TEXT SECTION »

Abbie [wordpress.com]
Aug. 22nd, 2008 04:10 am (UTC)
Dark City
My First Year Seminar professor made me watch that film.

I liked it. :o)
She was alright, too.
eldritchhobbit
Aug. 22nd, 2008 04:16 pm (UTC)
Re: Dark City
:P *wink*

She was fortunate to get to have you in class, that's for certain!
sneezythesquid
Aug. 22nd, 2008 10:16 am (UTC)
* I just saw the newly released "Director's Cut" of one of my absolute favorite films of all time, Dark City. Yes, the "Director's Cut" is better than the original and well worth seeing if you like the film.

Glad to hear that the new DC was good from someone I trust, as I love that movie and was afraid that the changes would damage the movie.

And yes, if you haven't seen the film, you need to do so. Immediately.

Seconded! Go, go now! Get thee to a video store!
eldritchhobbit
Aug. 22nd, 2008 04:17 pm (UTC)
Go, go now! Get thee to a video store!

Well said!

I was worried, too, going by the "if it ain't broke, don't fix it" philosophy, but wow. It's wonderful. It's just like Dark City, only moreso, if that makes any sense. ;) I think you'll love it.
euclase
Aug. 22nd, 2008 03:41 pm (UTC)
Yay! Thank you for the birthday shout out, dear! *hugs*
eldritchhobbit
Aug. 22nd, 2008 04:17 pm (UTC)
My pleasure! *hugs*
tuilelindowen
Aug. 31st, 2008 12:51 am (UTC)
Oh, oh!! You like "Dark City" too? It is one of my absolute favorites of all time and I was wondering if the new Director's cut was worth a look. I will obtain it immediately. It is a wonderful, wonderful film. Whenever I hear Keifer Sutherland's voice anywhere (like in the background when hubby is watching "24") all I can picture in my mind is "Dark City" and our little friend Holly (although she isn't so little any more) was with Rufus Sewell in a forgettable horror flick with him and Kim Basinger, but all I could remember was Rufus in "Dark City." That movie is indelibly etched in my psyche. It is a stunning movie, hitting everywhere inside and out. Thanks for commenting on the Director's cut, I was really and truly wondering about it.

ACTIVITY »
In the comment thread about Dark City, why was sneezythesquid glad to hear that the new Director's Cut was good? Answer in one to three sentences.

SUPPLIED RECORDS »
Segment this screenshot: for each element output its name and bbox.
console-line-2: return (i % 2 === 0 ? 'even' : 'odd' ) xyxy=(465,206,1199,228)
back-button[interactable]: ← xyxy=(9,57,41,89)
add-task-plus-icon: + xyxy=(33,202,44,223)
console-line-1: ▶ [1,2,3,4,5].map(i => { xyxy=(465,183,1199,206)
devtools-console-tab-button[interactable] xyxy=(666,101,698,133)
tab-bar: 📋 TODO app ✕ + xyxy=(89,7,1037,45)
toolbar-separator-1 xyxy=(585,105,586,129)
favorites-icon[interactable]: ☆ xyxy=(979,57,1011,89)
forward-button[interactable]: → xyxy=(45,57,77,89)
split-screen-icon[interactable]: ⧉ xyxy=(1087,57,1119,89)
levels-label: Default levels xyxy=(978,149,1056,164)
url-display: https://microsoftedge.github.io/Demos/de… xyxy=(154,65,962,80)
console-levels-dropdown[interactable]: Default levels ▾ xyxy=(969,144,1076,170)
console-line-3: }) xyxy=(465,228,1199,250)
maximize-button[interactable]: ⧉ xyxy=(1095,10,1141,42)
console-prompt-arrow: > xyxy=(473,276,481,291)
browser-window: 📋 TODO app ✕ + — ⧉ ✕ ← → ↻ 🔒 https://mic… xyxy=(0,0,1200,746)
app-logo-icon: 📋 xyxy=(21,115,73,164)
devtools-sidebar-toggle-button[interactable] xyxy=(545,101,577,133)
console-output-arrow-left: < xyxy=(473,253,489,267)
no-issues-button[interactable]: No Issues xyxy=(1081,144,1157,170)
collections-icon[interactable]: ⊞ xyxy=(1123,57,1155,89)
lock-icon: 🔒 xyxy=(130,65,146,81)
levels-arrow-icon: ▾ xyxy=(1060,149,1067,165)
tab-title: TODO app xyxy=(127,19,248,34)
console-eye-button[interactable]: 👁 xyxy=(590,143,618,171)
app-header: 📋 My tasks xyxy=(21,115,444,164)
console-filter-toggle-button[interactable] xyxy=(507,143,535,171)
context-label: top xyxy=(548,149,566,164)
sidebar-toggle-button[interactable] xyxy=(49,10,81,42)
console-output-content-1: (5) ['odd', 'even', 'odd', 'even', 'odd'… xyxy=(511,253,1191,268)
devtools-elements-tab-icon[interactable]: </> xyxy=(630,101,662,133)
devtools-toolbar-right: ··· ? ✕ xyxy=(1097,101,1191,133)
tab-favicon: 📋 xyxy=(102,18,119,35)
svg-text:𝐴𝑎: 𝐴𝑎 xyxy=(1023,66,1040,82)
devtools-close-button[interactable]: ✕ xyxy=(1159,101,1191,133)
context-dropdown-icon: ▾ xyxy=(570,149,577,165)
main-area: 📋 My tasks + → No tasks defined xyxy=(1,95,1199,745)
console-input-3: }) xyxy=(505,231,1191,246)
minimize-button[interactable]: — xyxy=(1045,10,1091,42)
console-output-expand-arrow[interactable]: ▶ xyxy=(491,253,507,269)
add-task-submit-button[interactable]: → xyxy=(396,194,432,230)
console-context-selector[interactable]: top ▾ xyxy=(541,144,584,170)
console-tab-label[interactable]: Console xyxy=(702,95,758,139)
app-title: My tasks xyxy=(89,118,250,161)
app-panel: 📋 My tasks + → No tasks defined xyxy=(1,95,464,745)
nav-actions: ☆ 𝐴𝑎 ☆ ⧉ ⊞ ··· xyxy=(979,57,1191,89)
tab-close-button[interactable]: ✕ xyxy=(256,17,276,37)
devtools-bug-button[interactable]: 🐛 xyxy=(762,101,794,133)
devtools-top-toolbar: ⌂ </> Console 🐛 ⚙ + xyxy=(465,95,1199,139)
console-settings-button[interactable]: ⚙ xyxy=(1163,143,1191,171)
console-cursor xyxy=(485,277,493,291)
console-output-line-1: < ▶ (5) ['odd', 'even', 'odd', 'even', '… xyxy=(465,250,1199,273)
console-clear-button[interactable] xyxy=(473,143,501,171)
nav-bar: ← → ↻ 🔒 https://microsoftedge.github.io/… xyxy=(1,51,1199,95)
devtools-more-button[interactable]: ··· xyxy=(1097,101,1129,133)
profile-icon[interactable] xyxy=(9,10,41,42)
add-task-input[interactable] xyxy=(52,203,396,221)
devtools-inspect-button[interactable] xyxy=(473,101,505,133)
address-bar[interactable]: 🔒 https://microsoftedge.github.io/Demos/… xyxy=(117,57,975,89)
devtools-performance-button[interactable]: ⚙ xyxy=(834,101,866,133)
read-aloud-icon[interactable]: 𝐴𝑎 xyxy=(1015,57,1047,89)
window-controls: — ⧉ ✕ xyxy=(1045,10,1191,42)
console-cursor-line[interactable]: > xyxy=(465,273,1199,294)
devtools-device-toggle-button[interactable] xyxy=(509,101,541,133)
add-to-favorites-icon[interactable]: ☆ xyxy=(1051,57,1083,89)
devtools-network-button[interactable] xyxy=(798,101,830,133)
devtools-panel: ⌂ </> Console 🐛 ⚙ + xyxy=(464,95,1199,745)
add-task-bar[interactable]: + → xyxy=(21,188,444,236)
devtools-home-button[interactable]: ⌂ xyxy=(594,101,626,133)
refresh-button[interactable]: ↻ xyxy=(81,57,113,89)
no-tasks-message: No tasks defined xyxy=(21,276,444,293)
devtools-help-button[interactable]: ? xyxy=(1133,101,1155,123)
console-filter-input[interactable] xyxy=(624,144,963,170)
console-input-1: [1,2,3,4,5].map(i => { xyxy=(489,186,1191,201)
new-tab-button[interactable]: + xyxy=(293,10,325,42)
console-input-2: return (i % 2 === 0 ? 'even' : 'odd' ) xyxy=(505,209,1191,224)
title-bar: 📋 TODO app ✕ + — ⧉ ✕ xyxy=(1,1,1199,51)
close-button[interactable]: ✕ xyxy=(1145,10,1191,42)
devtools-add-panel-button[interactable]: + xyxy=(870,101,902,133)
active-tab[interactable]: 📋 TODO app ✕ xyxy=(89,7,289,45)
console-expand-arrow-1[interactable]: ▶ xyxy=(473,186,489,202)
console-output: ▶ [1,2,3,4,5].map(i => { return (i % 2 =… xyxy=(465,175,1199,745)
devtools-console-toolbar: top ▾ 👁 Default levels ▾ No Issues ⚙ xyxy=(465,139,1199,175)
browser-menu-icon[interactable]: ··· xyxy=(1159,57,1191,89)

ANSWER SPACE »
sneezythesquid loves Dark City and had been afraid the changes in the Director's Cut would damage the movie. The praise came from someone sneezythesquid trusts, so it put that fear to rest.